Records from a data collection
# # # # #

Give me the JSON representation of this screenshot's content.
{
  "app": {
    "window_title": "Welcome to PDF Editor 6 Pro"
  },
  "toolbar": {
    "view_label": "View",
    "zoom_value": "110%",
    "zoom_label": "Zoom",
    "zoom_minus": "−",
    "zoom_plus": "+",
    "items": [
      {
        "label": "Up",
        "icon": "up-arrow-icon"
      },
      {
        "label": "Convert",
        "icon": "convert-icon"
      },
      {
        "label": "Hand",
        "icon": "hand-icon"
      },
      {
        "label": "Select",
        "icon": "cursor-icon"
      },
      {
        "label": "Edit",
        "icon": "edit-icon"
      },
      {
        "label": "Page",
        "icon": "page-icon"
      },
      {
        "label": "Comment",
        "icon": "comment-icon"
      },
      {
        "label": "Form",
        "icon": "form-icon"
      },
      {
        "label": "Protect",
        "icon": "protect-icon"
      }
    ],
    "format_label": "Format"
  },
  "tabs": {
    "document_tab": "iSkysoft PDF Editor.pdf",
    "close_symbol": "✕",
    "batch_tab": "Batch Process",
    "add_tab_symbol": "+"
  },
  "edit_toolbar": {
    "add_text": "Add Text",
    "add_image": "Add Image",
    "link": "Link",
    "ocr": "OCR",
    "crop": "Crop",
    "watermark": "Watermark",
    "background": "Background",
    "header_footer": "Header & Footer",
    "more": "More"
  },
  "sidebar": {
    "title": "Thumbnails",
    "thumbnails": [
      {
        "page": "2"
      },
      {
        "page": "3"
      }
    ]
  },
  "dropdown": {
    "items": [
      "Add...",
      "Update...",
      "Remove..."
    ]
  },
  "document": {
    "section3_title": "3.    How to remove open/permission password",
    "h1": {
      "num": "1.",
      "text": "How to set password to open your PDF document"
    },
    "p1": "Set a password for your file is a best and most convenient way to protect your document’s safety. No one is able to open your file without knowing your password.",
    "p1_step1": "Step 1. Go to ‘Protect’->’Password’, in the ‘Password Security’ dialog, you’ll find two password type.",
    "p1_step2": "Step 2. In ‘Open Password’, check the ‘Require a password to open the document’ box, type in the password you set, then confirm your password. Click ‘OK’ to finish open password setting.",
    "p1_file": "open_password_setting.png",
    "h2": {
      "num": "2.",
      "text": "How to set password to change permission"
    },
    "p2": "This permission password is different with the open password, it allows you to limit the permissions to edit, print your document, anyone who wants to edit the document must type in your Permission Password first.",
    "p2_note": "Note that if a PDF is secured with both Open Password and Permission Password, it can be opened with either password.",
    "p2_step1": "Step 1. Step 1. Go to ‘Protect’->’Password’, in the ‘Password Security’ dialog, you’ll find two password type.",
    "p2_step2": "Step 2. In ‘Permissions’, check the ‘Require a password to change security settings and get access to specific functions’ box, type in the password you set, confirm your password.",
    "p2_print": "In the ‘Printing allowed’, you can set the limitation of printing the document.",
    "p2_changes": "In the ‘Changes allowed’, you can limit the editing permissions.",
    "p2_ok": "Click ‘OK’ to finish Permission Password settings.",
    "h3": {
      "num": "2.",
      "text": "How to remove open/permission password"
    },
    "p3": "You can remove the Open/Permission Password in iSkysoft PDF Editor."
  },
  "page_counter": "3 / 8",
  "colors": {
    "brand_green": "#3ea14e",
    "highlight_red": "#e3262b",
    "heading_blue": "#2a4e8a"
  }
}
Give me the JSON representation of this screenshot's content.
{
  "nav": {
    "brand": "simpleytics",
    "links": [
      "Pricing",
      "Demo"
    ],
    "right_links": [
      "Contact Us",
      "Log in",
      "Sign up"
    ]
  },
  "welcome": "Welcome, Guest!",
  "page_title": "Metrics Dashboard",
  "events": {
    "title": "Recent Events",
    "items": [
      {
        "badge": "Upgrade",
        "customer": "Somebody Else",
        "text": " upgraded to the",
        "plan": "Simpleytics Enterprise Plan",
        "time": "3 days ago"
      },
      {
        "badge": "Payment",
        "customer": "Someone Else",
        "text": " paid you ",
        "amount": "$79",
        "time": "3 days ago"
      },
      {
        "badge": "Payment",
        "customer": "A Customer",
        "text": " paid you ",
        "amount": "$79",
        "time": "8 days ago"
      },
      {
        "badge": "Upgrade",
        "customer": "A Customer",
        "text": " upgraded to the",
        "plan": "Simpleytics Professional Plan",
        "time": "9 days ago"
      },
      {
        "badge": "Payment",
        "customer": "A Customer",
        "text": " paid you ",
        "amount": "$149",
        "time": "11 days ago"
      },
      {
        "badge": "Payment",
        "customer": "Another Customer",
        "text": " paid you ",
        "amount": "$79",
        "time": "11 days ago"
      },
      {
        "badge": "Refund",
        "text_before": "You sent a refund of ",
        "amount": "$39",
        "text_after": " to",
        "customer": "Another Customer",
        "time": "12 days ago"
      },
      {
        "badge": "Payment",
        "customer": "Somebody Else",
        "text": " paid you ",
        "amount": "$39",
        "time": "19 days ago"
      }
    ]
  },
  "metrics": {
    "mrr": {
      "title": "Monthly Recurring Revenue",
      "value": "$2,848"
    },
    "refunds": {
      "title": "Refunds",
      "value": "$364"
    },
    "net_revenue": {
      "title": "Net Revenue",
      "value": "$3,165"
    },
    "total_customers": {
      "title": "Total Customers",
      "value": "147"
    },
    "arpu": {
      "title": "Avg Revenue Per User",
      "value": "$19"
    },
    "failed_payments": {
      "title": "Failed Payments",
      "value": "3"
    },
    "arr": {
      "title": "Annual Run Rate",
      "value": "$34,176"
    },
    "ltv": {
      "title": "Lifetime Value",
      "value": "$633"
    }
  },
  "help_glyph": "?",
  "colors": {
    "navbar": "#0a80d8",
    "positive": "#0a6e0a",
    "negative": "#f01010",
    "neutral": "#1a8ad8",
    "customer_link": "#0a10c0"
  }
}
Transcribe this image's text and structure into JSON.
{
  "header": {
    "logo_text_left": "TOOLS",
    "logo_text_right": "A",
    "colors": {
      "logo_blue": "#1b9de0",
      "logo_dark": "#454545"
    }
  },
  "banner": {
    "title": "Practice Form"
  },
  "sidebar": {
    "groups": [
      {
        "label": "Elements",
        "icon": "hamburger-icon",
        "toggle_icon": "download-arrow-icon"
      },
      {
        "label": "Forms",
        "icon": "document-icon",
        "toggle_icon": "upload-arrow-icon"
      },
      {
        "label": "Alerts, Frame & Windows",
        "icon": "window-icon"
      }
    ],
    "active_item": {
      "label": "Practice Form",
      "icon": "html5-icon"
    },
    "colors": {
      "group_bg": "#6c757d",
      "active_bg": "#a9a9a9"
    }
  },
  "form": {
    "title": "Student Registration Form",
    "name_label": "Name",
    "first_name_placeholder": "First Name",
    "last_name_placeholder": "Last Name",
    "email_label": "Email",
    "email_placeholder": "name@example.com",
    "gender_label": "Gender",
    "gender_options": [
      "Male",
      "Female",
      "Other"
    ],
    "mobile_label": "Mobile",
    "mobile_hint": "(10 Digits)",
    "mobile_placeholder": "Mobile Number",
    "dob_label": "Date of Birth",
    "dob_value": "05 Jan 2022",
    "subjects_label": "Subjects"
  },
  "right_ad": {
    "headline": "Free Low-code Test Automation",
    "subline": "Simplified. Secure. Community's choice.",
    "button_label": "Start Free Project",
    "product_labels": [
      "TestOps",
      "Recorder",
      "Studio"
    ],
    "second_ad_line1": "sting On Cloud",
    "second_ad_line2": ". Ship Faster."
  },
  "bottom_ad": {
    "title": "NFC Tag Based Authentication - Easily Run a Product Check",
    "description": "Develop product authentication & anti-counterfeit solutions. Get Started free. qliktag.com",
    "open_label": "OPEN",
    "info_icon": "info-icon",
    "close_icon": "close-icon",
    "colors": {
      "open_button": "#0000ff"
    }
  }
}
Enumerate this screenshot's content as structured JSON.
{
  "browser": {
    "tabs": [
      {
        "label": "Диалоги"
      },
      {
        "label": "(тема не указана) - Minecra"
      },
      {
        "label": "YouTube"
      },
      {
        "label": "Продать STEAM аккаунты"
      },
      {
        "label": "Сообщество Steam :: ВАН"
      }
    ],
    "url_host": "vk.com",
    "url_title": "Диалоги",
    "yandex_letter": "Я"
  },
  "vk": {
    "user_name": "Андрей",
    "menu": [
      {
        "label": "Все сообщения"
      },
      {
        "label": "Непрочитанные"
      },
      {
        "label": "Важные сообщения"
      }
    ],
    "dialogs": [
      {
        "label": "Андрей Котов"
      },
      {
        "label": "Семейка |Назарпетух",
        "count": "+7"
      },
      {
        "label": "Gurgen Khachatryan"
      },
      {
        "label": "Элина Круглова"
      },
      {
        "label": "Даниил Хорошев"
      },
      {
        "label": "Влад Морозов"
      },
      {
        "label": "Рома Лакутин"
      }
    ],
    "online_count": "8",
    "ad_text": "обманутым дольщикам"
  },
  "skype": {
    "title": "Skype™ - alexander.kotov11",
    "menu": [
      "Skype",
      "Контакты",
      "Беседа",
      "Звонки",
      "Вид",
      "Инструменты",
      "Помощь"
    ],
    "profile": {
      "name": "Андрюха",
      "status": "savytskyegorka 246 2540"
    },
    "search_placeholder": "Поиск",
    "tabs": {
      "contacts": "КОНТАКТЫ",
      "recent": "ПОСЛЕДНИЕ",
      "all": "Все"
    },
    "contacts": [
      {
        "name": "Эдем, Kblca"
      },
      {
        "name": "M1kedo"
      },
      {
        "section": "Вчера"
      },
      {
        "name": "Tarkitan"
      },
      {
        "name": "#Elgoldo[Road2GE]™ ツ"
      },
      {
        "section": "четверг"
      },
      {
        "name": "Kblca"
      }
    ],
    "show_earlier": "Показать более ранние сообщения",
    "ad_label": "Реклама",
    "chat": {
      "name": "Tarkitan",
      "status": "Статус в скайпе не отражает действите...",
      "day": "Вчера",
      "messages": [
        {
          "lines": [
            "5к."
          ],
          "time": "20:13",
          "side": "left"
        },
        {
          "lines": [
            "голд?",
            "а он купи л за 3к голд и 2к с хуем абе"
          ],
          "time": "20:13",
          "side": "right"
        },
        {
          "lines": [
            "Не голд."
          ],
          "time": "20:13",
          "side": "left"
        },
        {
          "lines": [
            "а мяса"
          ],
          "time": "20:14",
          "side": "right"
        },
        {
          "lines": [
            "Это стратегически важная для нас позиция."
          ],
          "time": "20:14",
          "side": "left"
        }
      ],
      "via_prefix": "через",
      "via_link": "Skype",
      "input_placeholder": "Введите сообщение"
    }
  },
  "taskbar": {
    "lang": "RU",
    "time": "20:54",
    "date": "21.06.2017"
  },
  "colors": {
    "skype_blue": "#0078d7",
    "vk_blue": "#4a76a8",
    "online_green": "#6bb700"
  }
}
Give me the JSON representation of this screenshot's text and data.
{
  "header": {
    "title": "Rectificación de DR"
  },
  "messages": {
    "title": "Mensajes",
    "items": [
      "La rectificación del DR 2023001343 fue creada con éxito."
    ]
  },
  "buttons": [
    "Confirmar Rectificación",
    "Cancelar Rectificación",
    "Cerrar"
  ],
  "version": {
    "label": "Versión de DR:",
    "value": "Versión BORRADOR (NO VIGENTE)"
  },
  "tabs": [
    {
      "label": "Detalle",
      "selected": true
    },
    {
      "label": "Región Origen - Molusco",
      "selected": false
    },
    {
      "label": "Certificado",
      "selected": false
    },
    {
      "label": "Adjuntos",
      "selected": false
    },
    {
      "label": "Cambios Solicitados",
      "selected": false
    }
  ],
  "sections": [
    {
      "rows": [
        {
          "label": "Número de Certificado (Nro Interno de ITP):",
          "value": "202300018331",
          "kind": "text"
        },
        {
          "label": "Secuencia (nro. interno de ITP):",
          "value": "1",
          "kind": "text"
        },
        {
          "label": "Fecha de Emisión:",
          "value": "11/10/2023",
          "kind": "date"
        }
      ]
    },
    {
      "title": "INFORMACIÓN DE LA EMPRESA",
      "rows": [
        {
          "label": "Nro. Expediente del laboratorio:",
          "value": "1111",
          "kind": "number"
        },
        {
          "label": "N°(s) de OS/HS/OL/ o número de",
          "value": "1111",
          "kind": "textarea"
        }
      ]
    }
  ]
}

# # # # #

# Goal:
Within the listing above, copy each line that has the string "Practice".

# Full response:
    "title": "Practice Form"
      "label": "Practice Form",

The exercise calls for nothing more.